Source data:
━━━

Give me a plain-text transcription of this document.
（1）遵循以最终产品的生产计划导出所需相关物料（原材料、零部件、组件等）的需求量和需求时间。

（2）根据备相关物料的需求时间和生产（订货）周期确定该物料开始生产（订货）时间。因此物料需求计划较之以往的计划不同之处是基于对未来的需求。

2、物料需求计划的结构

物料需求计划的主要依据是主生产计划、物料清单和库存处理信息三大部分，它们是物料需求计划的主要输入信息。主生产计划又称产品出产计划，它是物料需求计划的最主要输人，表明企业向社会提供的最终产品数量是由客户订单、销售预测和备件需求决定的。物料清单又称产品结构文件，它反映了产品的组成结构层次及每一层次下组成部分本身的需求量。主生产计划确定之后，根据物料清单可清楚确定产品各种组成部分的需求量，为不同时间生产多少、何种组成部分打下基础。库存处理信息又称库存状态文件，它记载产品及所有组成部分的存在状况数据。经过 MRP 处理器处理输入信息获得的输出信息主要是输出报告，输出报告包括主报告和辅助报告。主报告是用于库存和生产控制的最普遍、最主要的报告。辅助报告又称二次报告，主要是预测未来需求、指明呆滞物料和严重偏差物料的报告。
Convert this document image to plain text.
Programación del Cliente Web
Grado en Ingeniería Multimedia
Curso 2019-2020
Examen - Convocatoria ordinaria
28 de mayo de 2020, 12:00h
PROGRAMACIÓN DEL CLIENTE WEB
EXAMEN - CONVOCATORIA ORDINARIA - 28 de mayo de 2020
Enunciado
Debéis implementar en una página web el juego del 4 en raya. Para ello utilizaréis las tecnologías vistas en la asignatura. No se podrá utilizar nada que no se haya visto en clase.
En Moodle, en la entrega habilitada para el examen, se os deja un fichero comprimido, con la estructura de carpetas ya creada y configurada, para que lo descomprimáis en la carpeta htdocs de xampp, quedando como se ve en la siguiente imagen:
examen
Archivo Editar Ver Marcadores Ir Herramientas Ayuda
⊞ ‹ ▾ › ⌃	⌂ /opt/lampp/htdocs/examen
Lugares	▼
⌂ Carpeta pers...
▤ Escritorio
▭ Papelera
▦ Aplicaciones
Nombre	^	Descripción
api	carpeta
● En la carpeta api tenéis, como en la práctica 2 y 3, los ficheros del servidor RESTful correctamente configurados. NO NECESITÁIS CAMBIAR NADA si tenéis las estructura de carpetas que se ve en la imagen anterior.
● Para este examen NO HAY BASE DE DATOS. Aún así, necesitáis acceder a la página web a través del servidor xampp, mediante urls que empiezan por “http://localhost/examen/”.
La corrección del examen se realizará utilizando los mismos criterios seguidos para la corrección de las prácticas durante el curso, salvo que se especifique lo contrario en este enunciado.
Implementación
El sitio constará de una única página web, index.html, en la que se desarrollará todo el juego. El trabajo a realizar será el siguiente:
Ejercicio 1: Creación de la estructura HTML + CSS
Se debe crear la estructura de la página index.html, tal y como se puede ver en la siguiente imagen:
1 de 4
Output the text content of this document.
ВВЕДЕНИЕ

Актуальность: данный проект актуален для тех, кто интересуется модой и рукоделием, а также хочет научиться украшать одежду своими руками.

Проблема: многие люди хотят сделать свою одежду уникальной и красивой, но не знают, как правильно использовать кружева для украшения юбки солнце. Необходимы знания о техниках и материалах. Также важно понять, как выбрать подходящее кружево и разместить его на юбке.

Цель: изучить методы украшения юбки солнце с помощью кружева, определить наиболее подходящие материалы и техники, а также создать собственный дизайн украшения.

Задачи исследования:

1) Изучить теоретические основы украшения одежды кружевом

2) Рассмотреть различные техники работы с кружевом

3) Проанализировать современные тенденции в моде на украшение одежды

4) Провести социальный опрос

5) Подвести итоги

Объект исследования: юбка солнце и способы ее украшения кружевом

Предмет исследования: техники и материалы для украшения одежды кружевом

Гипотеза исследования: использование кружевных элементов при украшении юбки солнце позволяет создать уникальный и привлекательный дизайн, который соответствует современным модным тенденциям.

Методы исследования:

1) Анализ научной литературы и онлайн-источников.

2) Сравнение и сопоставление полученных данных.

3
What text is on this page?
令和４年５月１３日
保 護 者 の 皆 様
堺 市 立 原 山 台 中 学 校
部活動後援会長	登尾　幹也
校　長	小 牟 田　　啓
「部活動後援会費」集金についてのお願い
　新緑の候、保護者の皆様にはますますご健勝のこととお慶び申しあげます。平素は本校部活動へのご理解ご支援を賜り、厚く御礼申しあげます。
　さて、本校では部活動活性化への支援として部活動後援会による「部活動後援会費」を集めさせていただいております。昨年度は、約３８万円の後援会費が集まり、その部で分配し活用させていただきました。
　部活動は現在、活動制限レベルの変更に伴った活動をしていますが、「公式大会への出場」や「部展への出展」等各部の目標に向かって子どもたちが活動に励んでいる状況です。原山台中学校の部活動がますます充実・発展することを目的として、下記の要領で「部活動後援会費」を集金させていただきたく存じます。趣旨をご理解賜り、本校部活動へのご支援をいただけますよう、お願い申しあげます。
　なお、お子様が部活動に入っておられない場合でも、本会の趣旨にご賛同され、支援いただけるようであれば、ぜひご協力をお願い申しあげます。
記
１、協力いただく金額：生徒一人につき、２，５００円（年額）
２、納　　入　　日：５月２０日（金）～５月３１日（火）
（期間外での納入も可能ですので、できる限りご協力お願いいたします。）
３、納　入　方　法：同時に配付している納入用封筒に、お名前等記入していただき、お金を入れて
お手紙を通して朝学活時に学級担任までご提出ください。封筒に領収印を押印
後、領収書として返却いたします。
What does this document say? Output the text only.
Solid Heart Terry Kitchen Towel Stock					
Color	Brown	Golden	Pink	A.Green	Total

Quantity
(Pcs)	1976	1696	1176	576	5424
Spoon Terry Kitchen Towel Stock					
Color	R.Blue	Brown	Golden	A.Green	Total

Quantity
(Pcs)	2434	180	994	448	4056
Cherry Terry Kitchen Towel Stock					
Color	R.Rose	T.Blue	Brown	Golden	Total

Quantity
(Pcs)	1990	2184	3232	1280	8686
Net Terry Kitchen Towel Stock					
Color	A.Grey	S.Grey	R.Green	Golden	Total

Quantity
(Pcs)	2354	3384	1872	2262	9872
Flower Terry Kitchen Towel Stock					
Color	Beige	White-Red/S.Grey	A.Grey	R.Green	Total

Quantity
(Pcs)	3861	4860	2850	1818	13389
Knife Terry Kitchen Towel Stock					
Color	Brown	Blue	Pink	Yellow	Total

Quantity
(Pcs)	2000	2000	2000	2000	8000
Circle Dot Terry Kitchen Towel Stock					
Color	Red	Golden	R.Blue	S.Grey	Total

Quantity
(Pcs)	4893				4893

━━━

What to work on: Write out the full listing, keeping every line exactly as it is.

Reply to the task:
Give me a plain-text transcription of this document.
（1）遵循以最终产品的生产计划导出所需相关物料（原材料、零部件、组件等）的需求量和需求时间。

（2）根据备相关物料的需求时间和生产（订货）周期确定该物料开始生产（订货）时间。因此物料需求计划较之以往的计划不同之处是基于对未来的需求。

2、物料需求计划的结构

物料需求计划的主要依据是主生产计划、物料清单和库存处理信息三大部分，它们是物料需求计划的主要输入信息。主生产计划又称产品出产计划，它是物料需求计划的最主要输人，表明企业向社会提供的最终产品数量是由客户订单、销售预测和备件需求决定的。物料清单又称产品结构文件，它反映了产品的组成结构层次及每一层次下组成部分本身的需求量。主生产计划确定之后，根据物料清单可清楚确定产品各种组成部分的需求量，为不同时间生产多少、何种组成部分打下基础。库存处理信息又称库存状态文件，它记载产品及所有组成部分的存在状况数据。经过 MRP 处理器处理输入信息获得的输出信息主要是输出报告，输出报告包括主报告和辅助报告。主报告是用于库存和生产控制的最普遍、最主要的报告。辅助报告又称二次报告，主要是预测未来需求、指明呆滞物料和严重偏差物料的报告。
Convert this document image to plain text.
Programación del Cliente Web
Grado en Ingeniería Multimedia
Curso 2019-2020
Examen - Convocatoria ordinaria
28 de mayo de 2020, 12:00h
PROGRAMACIÓN DEL CLIENTE WEB
EXAMEN - CONVOCATORIA ORDINARIA - 28 de mayo de 2020
Enunciado
Debéis implementar en una página web el juego del 4 en raya. Para ello utilizaréis las tecnologías vistas en la asignatura. No se podrá utilizar nada que no se haya visto en clase.
En Moodle, en la entrega habilitada para el examen, se os deja un fichero comprimido, con la estructura de carpetas ya creada y configurada, para que lo descomprimáis en la carpeta htdocs de xampp, quedando como se ve en la siguiente imagen:
examen
Archivo Editar Ver Marcadores Ir Herramientas Ayuda
⊞ ‹ ▾ › ⌃	⌂ /opt/lampp/htdocs/examen
Lugares	▼
⌂ Carpeta pers...
▤ Escritorio
▭ Papelera
▦ Aplicaciones
Nombre	^	Descripción
api	carpeta
● En la carpeta api tenéis, como en la práctica 2 y 3, los ficheros del servidor RESTful correctamente configurados. NO NECESITÁIS CAMBIAR NADA si tenéis las estructura de carpetas que se ve en la imagen anterior.
● Para este examen NO HAY BASE DE DATOS. Aún así, necesitáis acceder a la página web a través del servidor xampp, mediante urls que empiezan por “http://localhost/examen/”.
La corrección del examen se realizará utilizando los mismos criterios seguidos para la corrección de las prácticas durante el curso, salvo que se especifique lo contrario en este enunciado.
Implementación
El sitio constará de una única página web, index.html, en la que se desarrollará todo el juego. El trabajo a realizar será el siguiente:
Ejercicio 1: Creación de la estructura HTML + CSS
Se debe crear la estructura de la página index.html, tal y como se puede ver en la siguiente imagen:
1 de 4
Output the text content of this document.
ВВЕДЕНИЕ

Актуальность: данный проект актуален для тех, кто интересуется модой и рукоделием, а также хочет научиться украшать одежду своими руками.

Проблема: многие люди хотят сделать свою одежду уникальной и красивой, но не знают, как правильно использовать кружева для украшения юбки солнце. Необходимы знания о техниках и материалах. Также важно понять, как выбрать подходящее кружево и разместить его на юбке.

Цель: изучить методы украшения юбки солнце с помощью кружева, определить наиболее подходящие материалы и техники, а также создать собственный дизайн украшения.

Задачи исследования:

1) Изучить теоретические основы украшения одежды кружевом

2) Рассмотреть различные техники работы с кружевом

3) Проанализировать современные тенденции в моде на украшение одежды

4) Провести социальный опрос

5) Подвести итоги

Объект исследования: юбка солнце и способы ее украшения кружевом

Предмет исследования: техники и материалы для украшения одежды кружевом

Гипотеза исследования: использование кружевных элементов при украшении юбки солнце позволяет создать уникальный и привлекательный дизайн, который соответствует современным модным тенденциям.

Методы исследования:

1) Анализ научной литературы и онлайн-источников.

2) Сравнение и сопоставление полученных данных.

3
What text is on this page?
令和４年５月１３日
保 護 者 の 皆 様
堺 市 立 原 山 台 中 学 校
部活動後援会長	登尾　幹也
校　長	小 牟 田　　啓
「部活動後援会費」集金についてのお願い
　新緑の候、保護者の皆様にはますますご健勝のこととお慶び申しあげます。平素は本校部活動へのご理解ご支援を賜り、厚く御礼申しあげます。
　さて、本校では部活動活性化への支援として部活動後援会による「部活動後援会費」を集めさせていただいております。昨年度は、約３８万円の後援会費が集まり、その部で分配し活用させていただきました。
　部活動は現在、活動制限レベルの変更に伴った活動をしていますが、「公式大会への出場」や「部展への出展」等各部の目標に向かって子どもたちが活動に励んでいる状況です。原山台中学校の部活動がますます充実・発展することを目的として、下記の要領で「部活動後援会費」を集金させていただきたく存じます。趣旨をご理解賜り、本校部活動へのご支援をいただけますよう、お願い申しあげます。
　なお、お子様が部活動に入っておられない場合でも、本会の趣旨にご賛同され、支援いただけるようであれば、ぜひご協力をお願い申しあげます。
記
１、協力いただく金額：生徒一人につき、２，５００円（年額）
２、納　　入　　日：５月２０日（金）～５月３１日（火）
（期間外での納入も可能ですので、できる限りご協力お願いいたします。）
３、納　入　方　法：同時に配付している納入用封筒に、お名前等記入していただき、お金を入れて
お手紙を通して朝学活時に学級担任までご提出ください。封筒に領収印を押印
後、領収書として返却いたします。
What does this document say? Output the text only.
Solid Heart Terry Kitchen Towel Stock					
Color	Brown	Golden	Pink	A.Green	Total

Quantity
(Pcs)	1976	1696	1176	576	5424
Spoon Terry Kitchen Towel Stock					
Color	R.Blue	Brown	Golden	A.Green	Total

Quantity
(Pcs)	2434	180	994	448	4056
Cherry Terry Kitchen Towel Stock					
Color	R.Rose	T.Blue	Brown	Golden	Total

Quantity
(Pcs)	1990	2184	3232	1280	8686
Net Terry Kitchen Towel Stock					
Color	A.Grey	S.Grey	R.Green	Golden	Total

Quantity
(Pcs)	2354	3384	1872	2262	9872
Flower Terry Kitchen Towel Stock					
Color	Beige	White-Red/S.Grey	A.Grey	R.Green	Total

Quantity
(Pcs)	3861	4860	2850	1818	13389
Knife Terry Kitchen Towel Stock					
Color	Brown	Blue	Pink	Yellow	Total

Quantity
(Pcs)	2000	2000	2000	2000	8000
Circle Dot Terry Kitchen Towel Stock					
Color	Red	Golden	R.Blue	S.Grey	Total

Quantity
(Pcs)	4893				4893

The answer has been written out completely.